[Records]
####

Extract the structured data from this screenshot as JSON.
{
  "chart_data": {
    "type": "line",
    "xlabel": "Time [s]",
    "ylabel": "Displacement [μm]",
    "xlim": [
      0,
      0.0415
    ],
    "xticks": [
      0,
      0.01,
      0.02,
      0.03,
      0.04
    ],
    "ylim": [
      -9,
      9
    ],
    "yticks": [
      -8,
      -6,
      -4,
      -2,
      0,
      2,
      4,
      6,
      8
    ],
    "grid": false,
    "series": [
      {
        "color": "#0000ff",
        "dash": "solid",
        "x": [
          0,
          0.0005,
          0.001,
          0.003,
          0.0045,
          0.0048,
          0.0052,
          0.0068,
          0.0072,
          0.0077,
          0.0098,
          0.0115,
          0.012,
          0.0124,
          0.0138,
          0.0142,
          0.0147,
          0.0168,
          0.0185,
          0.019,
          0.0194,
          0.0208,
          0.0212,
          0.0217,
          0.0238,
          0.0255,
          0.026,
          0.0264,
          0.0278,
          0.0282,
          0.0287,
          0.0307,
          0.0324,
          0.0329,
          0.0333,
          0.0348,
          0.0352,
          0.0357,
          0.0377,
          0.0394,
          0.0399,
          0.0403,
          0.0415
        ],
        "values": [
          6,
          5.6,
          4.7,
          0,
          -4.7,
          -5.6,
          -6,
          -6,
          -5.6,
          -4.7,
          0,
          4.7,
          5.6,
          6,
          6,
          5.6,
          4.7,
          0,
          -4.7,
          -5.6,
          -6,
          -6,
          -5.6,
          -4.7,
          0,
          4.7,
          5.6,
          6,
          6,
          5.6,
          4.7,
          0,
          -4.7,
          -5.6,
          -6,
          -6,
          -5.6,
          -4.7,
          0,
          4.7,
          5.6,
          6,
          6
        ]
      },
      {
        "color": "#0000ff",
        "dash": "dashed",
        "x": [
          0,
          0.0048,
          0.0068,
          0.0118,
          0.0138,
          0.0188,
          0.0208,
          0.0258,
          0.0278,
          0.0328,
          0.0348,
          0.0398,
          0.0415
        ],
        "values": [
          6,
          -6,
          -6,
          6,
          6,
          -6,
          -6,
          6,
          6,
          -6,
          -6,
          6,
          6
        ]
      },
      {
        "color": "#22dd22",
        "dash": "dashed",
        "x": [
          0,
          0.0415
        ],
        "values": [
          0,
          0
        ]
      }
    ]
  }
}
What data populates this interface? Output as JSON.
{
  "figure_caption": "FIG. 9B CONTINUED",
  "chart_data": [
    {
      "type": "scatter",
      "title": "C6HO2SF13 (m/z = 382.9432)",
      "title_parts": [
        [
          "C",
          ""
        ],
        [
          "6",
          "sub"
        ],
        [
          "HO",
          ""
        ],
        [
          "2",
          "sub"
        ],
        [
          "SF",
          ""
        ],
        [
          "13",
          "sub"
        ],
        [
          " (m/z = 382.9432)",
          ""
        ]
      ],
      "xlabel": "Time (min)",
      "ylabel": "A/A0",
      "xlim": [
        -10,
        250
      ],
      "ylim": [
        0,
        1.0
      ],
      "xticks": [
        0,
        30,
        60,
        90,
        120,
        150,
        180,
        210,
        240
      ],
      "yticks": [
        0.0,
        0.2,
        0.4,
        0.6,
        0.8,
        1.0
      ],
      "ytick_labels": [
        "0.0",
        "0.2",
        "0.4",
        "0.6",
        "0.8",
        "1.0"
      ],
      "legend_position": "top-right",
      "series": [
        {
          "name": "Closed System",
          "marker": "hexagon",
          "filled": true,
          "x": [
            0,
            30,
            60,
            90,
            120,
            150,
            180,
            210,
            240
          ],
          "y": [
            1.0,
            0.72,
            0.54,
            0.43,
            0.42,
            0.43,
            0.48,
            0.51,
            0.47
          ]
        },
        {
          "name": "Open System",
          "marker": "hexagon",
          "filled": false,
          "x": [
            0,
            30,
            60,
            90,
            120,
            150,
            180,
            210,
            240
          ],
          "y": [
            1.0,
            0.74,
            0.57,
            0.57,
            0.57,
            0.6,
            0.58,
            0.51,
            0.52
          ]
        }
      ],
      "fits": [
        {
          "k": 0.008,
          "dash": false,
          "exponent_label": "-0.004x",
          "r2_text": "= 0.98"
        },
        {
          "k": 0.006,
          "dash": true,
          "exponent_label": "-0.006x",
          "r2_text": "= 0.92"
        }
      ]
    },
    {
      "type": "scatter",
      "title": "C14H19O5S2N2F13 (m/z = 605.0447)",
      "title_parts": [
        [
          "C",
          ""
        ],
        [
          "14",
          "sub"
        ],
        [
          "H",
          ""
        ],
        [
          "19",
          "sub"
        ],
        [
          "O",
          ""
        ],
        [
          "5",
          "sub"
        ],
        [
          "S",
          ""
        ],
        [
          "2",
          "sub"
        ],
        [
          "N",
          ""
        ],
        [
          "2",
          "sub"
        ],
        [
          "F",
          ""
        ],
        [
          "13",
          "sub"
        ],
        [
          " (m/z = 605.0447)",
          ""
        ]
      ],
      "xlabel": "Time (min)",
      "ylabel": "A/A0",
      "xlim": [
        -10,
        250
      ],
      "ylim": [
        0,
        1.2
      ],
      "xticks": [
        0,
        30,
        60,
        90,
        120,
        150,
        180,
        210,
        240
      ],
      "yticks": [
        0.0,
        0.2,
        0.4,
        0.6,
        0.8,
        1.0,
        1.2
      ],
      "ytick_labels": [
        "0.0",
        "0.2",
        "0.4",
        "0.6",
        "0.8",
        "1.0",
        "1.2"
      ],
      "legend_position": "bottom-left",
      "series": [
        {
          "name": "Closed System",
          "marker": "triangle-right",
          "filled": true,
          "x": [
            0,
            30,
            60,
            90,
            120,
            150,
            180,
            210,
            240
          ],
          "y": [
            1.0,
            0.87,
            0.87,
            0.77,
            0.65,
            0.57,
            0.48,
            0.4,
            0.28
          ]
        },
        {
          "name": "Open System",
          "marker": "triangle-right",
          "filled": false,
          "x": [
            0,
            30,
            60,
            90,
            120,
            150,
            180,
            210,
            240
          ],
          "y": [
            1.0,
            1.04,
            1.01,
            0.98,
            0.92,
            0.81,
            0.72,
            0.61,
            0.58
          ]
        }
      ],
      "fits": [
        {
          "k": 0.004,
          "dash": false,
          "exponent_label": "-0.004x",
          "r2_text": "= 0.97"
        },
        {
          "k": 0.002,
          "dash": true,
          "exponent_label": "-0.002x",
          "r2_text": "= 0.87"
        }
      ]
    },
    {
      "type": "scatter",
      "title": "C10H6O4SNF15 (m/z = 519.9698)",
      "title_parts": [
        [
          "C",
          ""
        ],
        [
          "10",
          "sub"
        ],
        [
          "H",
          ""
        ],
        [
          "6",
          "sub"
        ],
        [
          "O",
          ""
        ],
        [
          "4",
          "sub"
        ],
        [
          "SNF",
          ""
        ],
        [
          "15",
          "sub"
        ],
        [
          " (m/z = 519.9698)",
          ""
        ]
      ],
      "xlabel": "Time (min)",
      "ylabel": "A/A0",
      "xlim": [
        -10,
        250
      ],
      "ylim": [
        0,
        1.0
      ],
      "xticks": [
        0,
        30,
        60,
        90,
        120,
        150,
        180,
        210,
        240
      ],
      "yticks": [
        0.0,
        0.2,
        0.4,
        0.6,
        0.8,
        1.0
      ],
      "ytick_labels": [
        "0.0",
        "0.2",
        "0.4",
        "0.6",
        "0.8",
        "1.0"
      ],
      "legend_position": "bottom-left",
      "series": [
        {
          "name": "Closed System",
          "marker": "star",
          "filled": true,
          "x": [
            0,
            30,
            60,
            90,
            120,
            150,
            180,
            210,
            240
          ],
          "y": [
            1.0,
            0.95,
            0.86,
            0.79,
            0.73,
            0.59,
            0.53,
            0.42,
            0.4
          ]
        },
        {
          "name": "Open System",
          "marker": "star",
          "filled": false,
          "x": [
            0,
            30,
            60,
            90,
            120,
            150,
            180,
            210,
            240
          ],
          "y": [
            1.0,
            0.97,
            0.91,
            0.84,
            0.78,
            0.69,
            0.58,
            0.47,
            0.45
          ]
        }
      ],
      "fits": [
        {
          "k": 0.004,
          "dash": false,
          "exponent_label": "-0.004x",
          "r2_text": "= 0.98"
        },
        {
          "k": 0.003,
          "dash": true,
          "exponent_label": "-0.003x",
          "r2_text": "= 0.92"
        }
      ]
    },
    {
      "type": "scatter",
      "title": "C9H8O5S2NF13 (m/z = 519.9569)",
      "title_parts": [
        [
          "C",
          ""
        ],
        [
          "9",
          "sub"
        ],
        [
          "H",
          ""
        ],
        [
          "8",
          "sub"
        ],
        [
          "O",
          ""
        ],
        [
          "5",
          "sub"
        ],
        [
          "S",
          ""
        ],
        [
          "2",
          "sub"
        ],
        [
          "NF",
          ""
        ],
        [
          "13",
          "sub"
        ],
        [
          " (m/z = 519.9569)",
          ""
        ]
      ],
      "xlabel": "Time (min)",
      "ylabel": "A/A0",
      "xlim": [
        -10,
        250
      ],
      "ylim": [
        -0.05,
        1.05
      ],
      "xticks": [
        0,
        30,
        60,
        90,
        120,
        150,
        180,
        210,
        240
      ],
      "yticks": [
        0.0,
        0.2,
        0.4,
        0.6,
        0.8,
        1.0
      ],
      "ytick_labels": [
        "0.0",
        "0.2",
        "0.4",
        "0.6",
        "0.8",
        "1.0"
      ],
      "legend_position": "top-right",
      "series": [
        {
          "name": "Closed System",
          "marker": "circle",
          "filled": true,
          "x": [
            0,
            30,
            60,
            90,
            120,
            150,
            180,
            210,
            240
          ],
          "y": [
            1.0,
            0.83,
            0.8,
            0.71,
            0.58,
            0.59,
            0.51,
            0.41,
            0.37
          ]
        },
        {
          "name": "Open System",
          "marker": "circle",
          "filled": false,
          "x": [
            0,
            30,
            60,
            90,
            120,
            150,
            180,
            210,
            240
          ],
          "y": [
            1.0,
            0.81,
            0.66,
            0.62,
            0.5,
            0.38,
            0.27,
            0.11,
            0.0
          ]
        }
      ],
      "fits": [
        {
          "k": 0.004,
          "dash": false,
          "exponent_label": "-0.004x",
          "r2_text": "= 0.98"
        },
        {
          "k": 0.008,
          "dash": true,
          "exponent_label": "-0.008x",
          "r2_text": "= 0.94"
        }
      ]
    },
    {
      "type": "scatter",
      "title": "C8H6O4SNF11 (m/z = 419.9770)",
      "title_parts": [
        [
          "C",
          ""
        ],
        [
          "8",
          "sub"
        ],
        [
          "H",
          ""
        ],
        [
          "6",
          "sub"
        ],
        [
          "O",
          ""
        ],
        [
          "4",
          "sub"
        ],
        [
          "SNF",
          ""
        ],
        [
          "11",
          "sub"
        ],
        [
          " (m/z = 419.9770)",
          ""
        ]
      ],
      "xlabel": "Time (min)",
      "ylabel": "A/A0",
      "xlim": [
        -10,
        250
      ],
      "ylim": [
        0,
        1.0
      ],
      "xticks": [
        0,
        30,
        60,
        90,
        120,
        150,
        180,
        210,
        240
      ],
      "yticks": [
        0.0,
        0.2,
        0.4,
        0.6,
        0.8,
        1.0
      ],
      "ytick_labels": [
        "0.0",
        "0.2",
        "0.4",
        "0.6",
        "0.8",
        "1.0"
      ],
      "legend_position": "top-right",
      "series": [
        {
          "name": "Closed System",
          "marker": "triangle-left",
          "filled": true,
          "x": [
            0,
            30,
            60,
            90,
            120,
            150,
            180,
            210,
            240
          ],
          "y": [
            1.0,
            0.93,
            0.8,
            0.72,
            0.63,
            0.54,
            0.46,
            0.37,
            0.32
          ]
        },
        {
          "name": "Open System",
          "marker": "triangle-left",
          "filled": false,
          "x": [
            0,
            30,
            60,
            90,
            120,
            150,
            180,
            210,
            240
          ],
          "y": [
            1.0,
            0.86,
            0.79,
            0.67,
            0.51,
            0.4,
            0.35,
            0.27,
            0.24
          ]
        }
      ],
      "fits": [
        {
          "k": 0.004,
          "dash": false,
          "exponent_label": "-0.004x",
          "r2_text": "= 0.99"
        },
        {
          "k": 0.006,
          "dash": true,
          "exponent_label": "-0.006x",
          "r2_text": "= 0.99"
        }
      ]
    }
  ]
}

####

§ **What the task requires**: Choose all lines containing the string "this" and copy them out.

§ **Expected answer**:
Extract the structured data from this screenshot as JSON.
What data populates this interface? Output as JSON.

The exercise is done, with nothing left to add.